# Given instruction:
Format every line of the records below as a JSON list of strings, one string per line, leaving out blank lines.

____

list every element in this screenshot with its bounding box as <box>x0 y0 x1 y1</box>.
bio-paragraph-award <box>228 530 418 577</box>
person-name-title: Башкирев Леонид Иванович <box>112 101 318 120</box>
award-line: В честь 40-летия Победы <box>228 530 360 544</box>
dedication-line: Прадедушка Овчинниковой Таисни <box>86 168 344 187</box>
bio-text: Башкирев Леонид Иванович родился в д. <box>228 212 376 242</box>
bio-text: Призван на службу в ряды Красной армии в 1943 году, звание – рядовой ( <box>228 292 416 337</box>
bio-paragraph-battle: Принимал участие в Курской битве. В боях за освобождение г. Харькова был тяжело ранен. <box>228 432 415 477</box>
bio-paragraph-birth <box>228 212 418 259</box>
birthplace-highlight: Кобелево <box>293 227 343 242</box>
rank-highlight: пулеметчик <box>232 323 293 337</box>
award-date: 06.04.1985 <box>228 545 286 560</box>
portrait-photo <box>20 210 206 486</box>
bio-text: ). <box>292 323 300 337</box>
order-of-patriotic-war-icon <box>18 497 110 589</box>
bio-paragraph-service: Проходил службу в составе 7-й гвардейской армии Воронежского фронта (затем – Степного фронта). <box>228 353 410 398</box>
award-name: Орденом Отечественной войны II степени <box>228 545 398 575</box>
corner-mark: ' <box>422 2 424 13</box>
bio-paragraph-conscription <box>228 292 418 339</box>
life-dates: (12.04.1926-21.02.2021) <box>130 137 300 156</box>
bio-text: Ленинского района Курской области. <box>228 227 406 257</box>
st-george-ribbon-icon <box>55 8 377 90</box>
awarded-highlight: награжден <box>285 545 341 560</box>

____

# The completed task:
[
  "list every element in this screenshot with its bounding box as <box>x0 y0 x1 y1</box>.",
  "bio-paragraph-award <box>228 530 418 577</box>",
  "person-name-title: Башкирев Леонид Иванович <box>112 101 318 120</box>",
  "award-line: В честь 40-летия Победы <box>228 530 360 544</box>",
  "dedication-line: Прадедушка Овчинниковой Таисни <box>86 168 344 187</box>",
  "bio-text: Башкирев Леонид Иванович родился в д. <box>228 212 376 242</box>",
  "bio-text: Призван на службу в ряды Красной армии в 1943 году, звание – рядовой ( <box>228 292 416 337</box>",
  "bio-paragraph-battle: Принимал участие в Курской битве. В боях за освобождение г. Харькова был тяжело ранен. <box>228 432 415 477</box>",
  "bio-paragraph-birth <box>228 212 418 259</box>",
  "birthplace-highlight: Кобелево <box>293 227 343 242</box>",
  "rank-highlight: пулеметчик <box>232 323 293 337</box>",
  "award-date: 06.04.1985 <box>228 545 286 560</box>",
  "portrait-photo <box>20 210 206 486</box>",
  "bio-text: ). <box>292 323 300 337</box>",
  "order-of-patriotic-war-icon <box>18 497 110 589</box>",
  "bio-paragraph-service: Проходил службу в составе 7-й гвардейской армии Воронежского фронта (затем – Степного фронта). <box>228 353 410 398</box>",
  "award-name: Орденом Отечественной войны II степени <box>228 545 398 575</box>",
  "corner-mark: ' <box>422 2 424 13</box>",
  "bio-paragraph-conscription <box>228 292 418 339</box>",
  "life-dates: (12.04.1926-21.02.2021) <box>130 137 300 156</box>",
  "bio-text: Ленинского района Курской области. <box>228 227 406 257</box>",
  "st-george-ribbon-icon <box>55 8 377 90</box>",
  "awarded-highlight: награжден <box>285 545 341 560</box>"
]